== Data lines ==

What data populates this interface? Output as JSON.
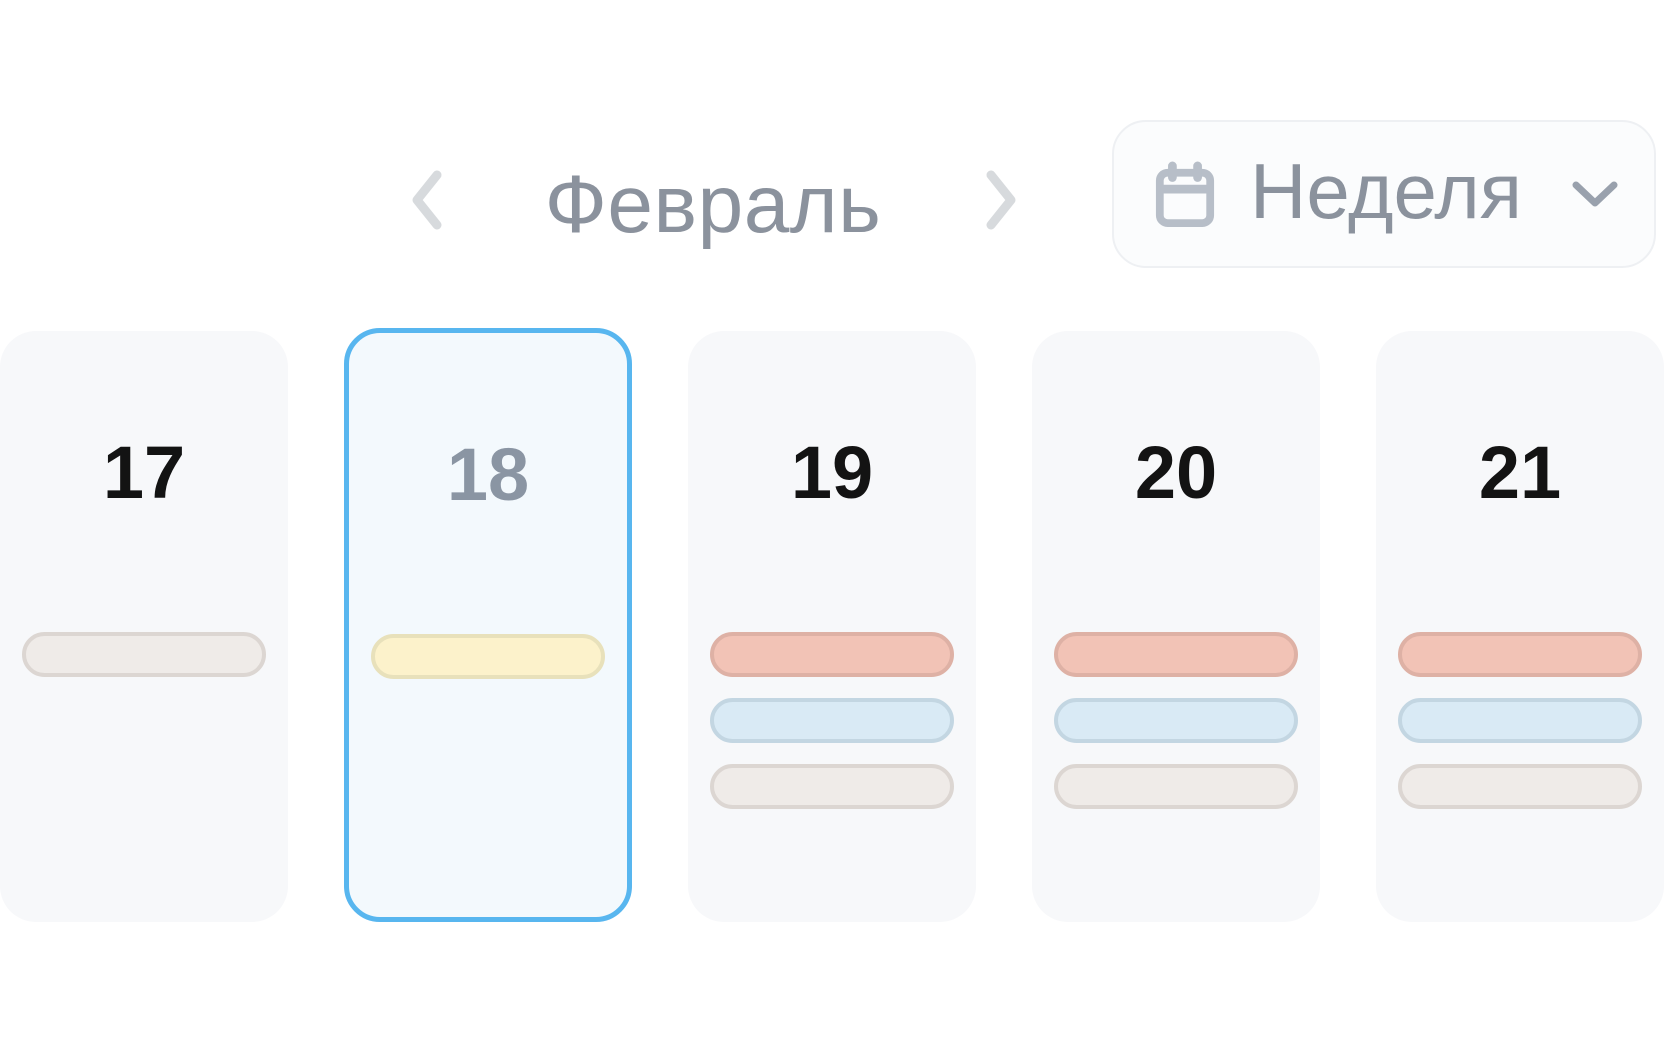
{
  "header": {
    "month": "Февраль",
    "view_button": {
      "label": "Неделя"
    }
  },
  "days": [
    {
      "date": "17",
      "selected": false,
      "events": [
        "gray"
      ]
    },
    {
      "date": "18",
      "selected": true,
      "events": [
        "yellow"
      ]
    },
    {
      "date": "19",
      "selected": false,
      "events": [
        "salmon",
        "blue",
        "gray"
      ]
    },
    {
      "date": "20",
      "selected": false,
      "events": [
        "salmon",
        "blue",
        "gray"
      ]
    },
    {
      "date": "21",
      "selected": false,
      "events": [
        "salmon",
        "blue",
        "gray"
      ]
    }
  ],
  "colors": {
    "accent_selected": "#58b6ef",
    "selected_card_bg": "#f3f9fd",
    "card_bg": "#f7f8fa",
    "month_text": "#8b929d",
    "day_number_text": "#131313",
    "selected_day_number_text": "#8a95a3",
    "nav_chevron": "#d7dadd",
    "calendar_icon": "#b7bec8",
    "dropdown_chevron": "#99a1ad",
    "event_salmon_bg": "#f2c3b6",
    "event_salmon_border": "#deb1a5",
    "event_blue_bg": "#d9eaf5",
    "event_blue_border": "#c3d6e2",
    "event_gray_bg": "#efebe8",
    "event_gray_border": "#dcd6d2",
    "event_yellow_bg": "#fcf2cb",
    "event_yellow_border": "#e8e1bb"
  }
}
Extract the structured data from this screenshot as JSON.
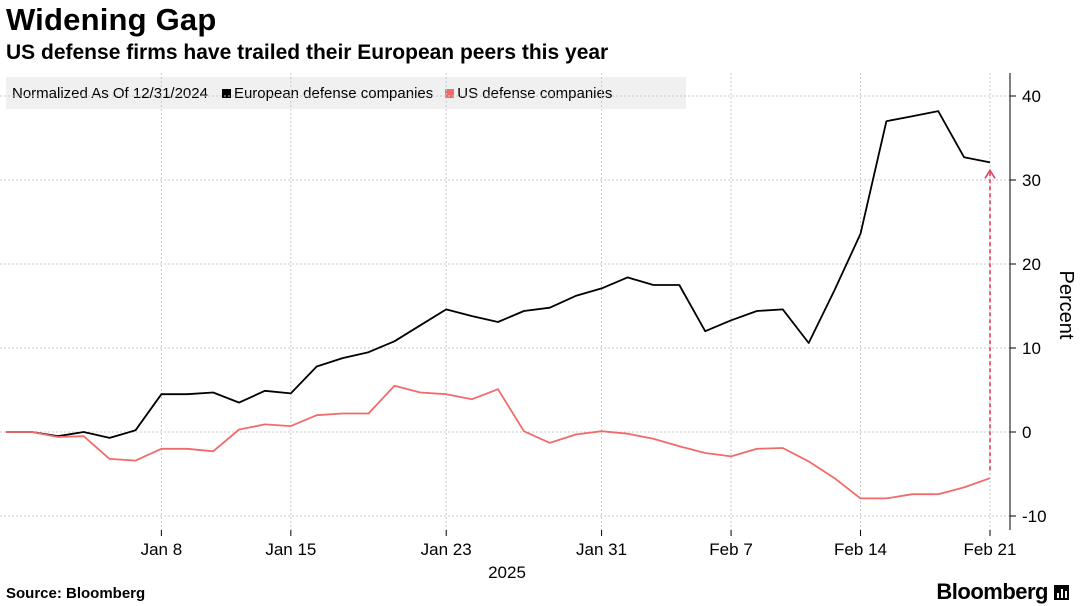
{
  "header": {
    "title": "Widening Gap",
    "subtitle": "US defense firms have trailed their European peers this year"
  },
  "legend": {
    "note": "Normalized As Of 12/31/2024",
    "items": [
      {
        "label": "European defense companies",
        "color": "#000000"
      },
      {
        "label": "US defense companies",
        "color": "#f26b6b"
      }
    ]
  },
  "footer": {
    "source": "Source: Bloomberg",
    "brand": "Bloomberg"
  },
  "chart_data": {
    "type": "line",
    "ylabel": "Percent",
    "xlabel": "2025",
    "ylim": [
      -12,
      43
    ],
    "yticks": [
      -10,
      0,
      10,
      20,
      30,
      40
    ],
    "xticks": [
      "Jan 8",
      "Jan 15",
      "Jan 23",
      "Jan 31",
      "Feb 7",
      "Feb 14",
      "Feb 21"
    ],
    "grid": true,
    "legend_position": "top-left",
    "x": [
      "Dec 31",
      "Jan 1",
      "Jan 2",
      "Jan 3",
      "Jan 6",
      "Jan 7",
      "Jan 8",
      "Jan 9",
      "Jan 10",
      "Jan 13",
      "Jan 14",
      "Jan 15",
      "Jan 16",
      "Jan 17",
      "Jan 20",
      "Jan 21",
      "Jan 22",
      "Jan 23",
      "Jan 24",
      "Jan 27",
      "Jan 28",
      "Jan 29",
      "Jan 30",
      "Jan 31",
      "Feb 3",
      "Feb 4",
      "Feb 5",
      "Feb 6",
      "Feb 7",
      "Feb 10",
      "Feb 11",
      "Feb 12",
      "Feb 13",
      "Feb 14",
      "Feb 17",
      "Feb 18",
      "Feb 19",
      "Feb 20",
      "Feb 21"
    ],
    "series": [
      {
        "name": "European defense companies",
        "color": "#000000",
        "values": [
          0,
          0,
          -0.5,
          0,
          -0.7,
          0.2,
          4.5,
          4.5,
          4.7,
          3.5,
          4.9,
          4.6,
          7.8,
          8.8,
          9.5,
          10.8,
          12.7,
          14.6,
          13.8,
          13.1,
          14.4,
          14.8,
          16.2,
          17.1,
          18.4,
          17.5,
          17.5,
          12.0,
          13.3,
          14.4,
          14.6,
          10.6,
          16.9,
          23.6,
          37.0,
          37.6,
          38.2,
          32.7,
          32.1
        ]
      },
      {
        "name": "US defense companies",
        "color": "#f26b6b",
        "values": [
          0,
          0,
          -0.6,
          -0.5,
          -3.2,
          -3.4,
          -2.0,
          -2.0,
          -2.3,
          0.3,
          0.9,
          0.7,
          2.0,
          2.2,
          2.2,
          5.5,
          4.7,
          4.5,
          3.9,
          5.1,
          0.1,
          -1.3,
          -0.3,
          0.1,
          -0.2,
          -0.8,
          -1.7,
          -2.5,
          -2.9,
          -2.0,
          -1.9,
          -3.5,
          -5.5,
          -7.9,
          -7.9,
          -7.4,
          -7.4,
          -6.6,
          -5.5
        ]
      }
    ],
    "annotation": {
      "type": "arrow",
      "series_from": "US defense companies",
      "series_to": "European defense companies",
      "at": "Feb 21",
      "color": "#e0405a"
    }
  }
}
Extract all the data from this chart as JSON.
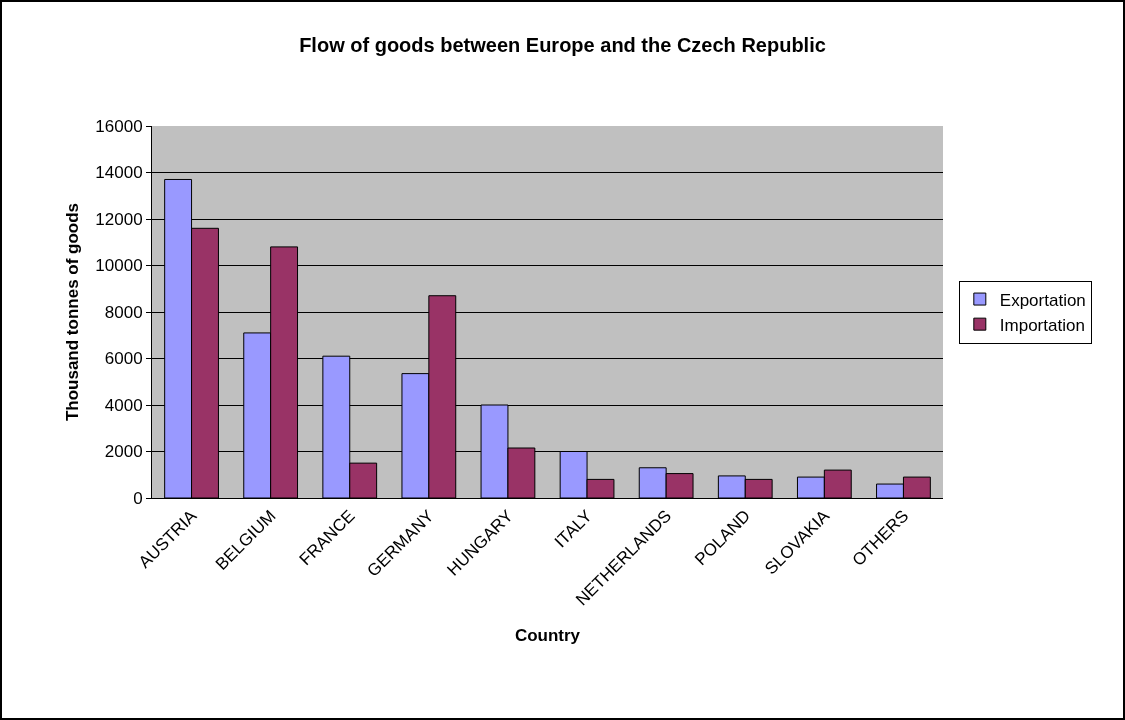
{
  "chart_data": {
    "type": "bar",
    "title": "Flow of goods between Europe and the Czech Republic",
    "xlabel": "Country",
    "ylabel": "Thousand tonnes of goods",
    "categories": [
      "AUSTRIA",
      "BELGIUM",
      "FRANCE",
      "GERMANY",
      "HUNGARY",
      "ITALY",
      "NETHERLANDS",
      "POLAND",
      "SLOVAKIA",
      "OTHERS"
    ],
    "series": [
      {
        "name": "Exportation",
        "color": "#9999ff",
        "values": [
          13700,
          7100,
          6100,
          5350,
          4000,
          2000,
          1300,
          950,
          900,
          600
        ]
      },
      {
        "name": "Importation",
        "color": "#993366",
        "values": [
          11600,
          10800,
          1500,
          8700,
          2150,
          800,
          1050,
          800,
          1200,
          900
        ]
      }
    ],
    "ylim": [
      0,
      16000
    ],
    "yticks": [
      0,
      2000,
      4000,
      6000,
      8000,
      10000,
      12000,
      14000,
      16000
    ],
    "grid": "y",
    "legend": "right"
  }
}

===

**Task requirements:** Reproduce nothing but the lines that run from the line containing "Extract all the data from this chart as JSON." through the last line of the records, inclusive. Omit the pictures.

**Exercise result:**
Extract all the data from this chart as JSON.
{
  "chart_data": {
    "type": "bar",
    "title": "Flow of goods between Europe and the Czech Republic",
    "xlabel": "Country",
    "ylabel": "Thousand tonnes of goods",
    "categories": [
      "AUSTRIA",
      "BELGIUM",
      "FRANCE",
      "GERMANY",
      "HUNGARY",
      "ITALY",
      "NETHERLANDS",
      "POLAND",
      "SLOVAKIA",
      "OTHERS"
    ],
    "series": [
      {
        "name": "Exportation",
        "color": "#9999ff",
        "values": [
          13700,
          7100,
          6100,
          5350,
          4000,
          2000,
          1300,
          950,
          900,
          600
        ]
      },
      {
        "name": "Importation",
        "color": "#993366",
        "values": [
          11600,
          10800,
          1500,
          8700,
          2150,
          800,
          1050,
          800,
          1200,
          900
        ]
      }
    ],
    "ylim": [
      0,
      16000
    ],
    "yticks": [
      0,
      2000,
      4000,
      6000,
      8000,
      10000,
      12000,
      14000,
      16000
    ],
    "grid": "y",
    "legend": "right"
  }
}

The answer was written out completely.